Supplied information:
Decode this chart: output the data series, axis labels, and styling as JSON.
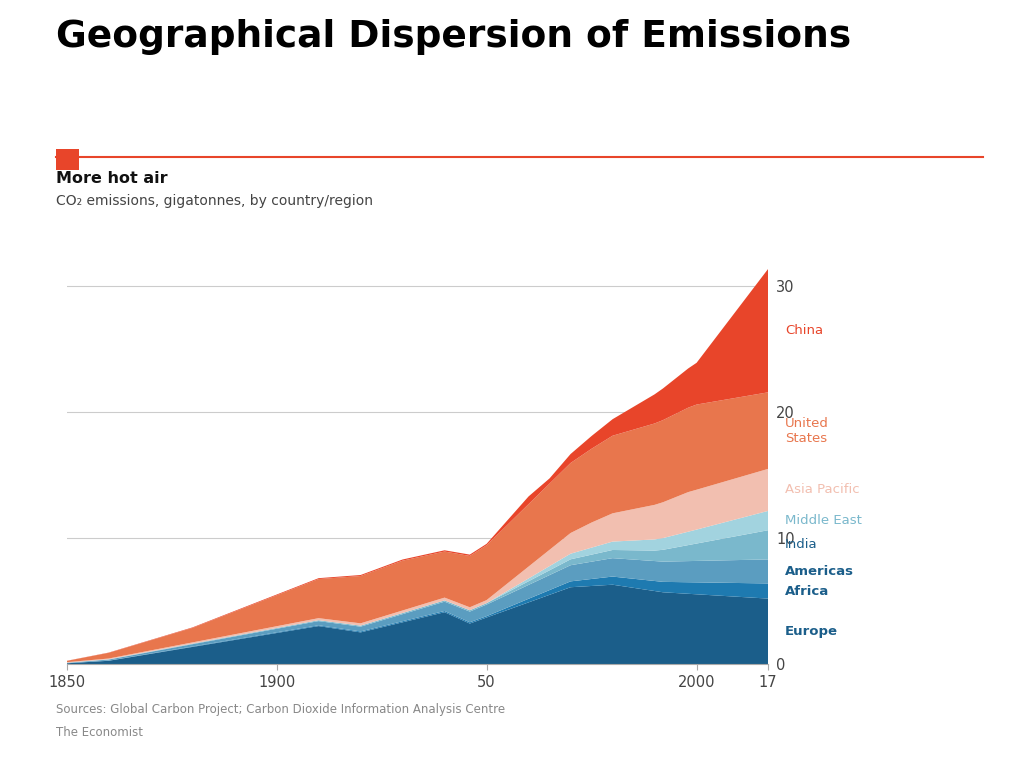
{
  "title": "Geographical Dispersion of Emissions",
  "subtitle": "More hot air",
  "subtitle2": "CO₂ emissions, gigatonnes, by country/region",
  "source": "Sources: Global Carbon Project; Carbon Dioxide Information Analysis Centre",
  "credit": "The Economist",
  "year_start": 1850,
  "year_end": 2017,
  "ylim": [
    0,
    35
  ],
  "yticks": [
    0,
    10,
    20,
    30
  ],
  "xtick_labels": [
    "1850",
    "1900",
    "50",
    "2000",
    "17"
  ],
  "xtick_positions": [
    1850,
    1900,
    1950,
    2000,
    2017
  ],
  "regions": [
    "Europe",
    "Africa",
    "Americas",
    "India",
    "Middle East",
    "Asia Pacific",
    "United States",
    "China"
  ],
  "region_labels": [
    "Europe",
    "Africa",
    "Americas",
    "India",
    "Middle East",
    "Asia Pacific",
    "United\nStates",
    "China"
  ],
  "colors": [
    "#1b5e8a",
    "#1e7ab0",
    "#5b9dc0",
    "#7ab8cc",
    "#a2d3df",
    "#f2bfb0",
    "#e8764d",
    "#e8452a"
  ],
  "label_colors": [
    "#1b5e8a",
    "#1b5e8a",
    "#1b5e8a",
    "#1b5e8a",
    "#7ab8cc",
    "#f2bfb0",
    "#e8764d",
    "#e8452a"
  ],
  "label_bold": [
    true,
    true,
    true,
    false,
    false,
    false,
    false,
    false
  ],
  "background_color": "#ffffff",
  "red_color": "#e8452a",
  "title_color": "#000000",
  "grid_color": "#cccccc",
  "source_color": "#888888"
}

What you have to do: Extract the entries in full, exactly as they are, minus the pictures.

Response:
Decode this chart: output the data series, axis labels, and styling as JSON.
{
  "title": "Geographical Dispersion of Emissions",
  "subtitle": "More hot air",
  "subtitle2": "CO₂ emissions, gigatonnes, by country/region",
  "source": "Sources: Global Carbon Project; Carbon Dioxide Information Analysis Centre",
  "credit": "The Economist",
  "year_start": 1850,
  "year_end": 2017,
  "ylim": [
    0,
    35
  ],
  "yticks": [
    0,
    10,
    20,
    30
  ],
  "xtick_labels": [
    "1850",
    "1900",
    "50",
    "2000",
    "17"
  ],
  "xtick_positions": [
    1850,
    1900,
    1950,
    2000,
    2017
  ],
  "regions": [
    "Europe",
    "Africa",
    "Americas",
    "India",
    "Middle East",
    "Asia Pacific",
    "United States",
    "China"
  ],
  "region_labels": [
    "Europe",
    "Africa",
    "Americas",
    "India",
    "Middle East",
    "Asia Pacific",
    "United\nStates",
    "China"
  ],
  "colors": [
    "#1b5e8a",
    "#1e7ab0",
    "#5b9dc0",
    "#7ab8cc",
    "#a2d3df",
    "#f2bfb0",
    "#e8764d",
    "#e8452a"
  ],
  "label_colors": [
    "#1b5e8a",
    "#1b5e8a",
    "#1b5e8a",
    "#1b5e8a",
    "#7ab8cc",
    "#f2bfb0",
    "#e8764d",
    "#e8452a"
  ],
  "label_bold": [
    true,
    true,
    true,
    false,
    false,
    false,
    false,
    false
  ],
  "background_color": "#ffffff",
  "red_color": "#e8452a",
  "title_color": "#000000",
  "grid_color": "#cccccc",
  "source_color": "#888888"
}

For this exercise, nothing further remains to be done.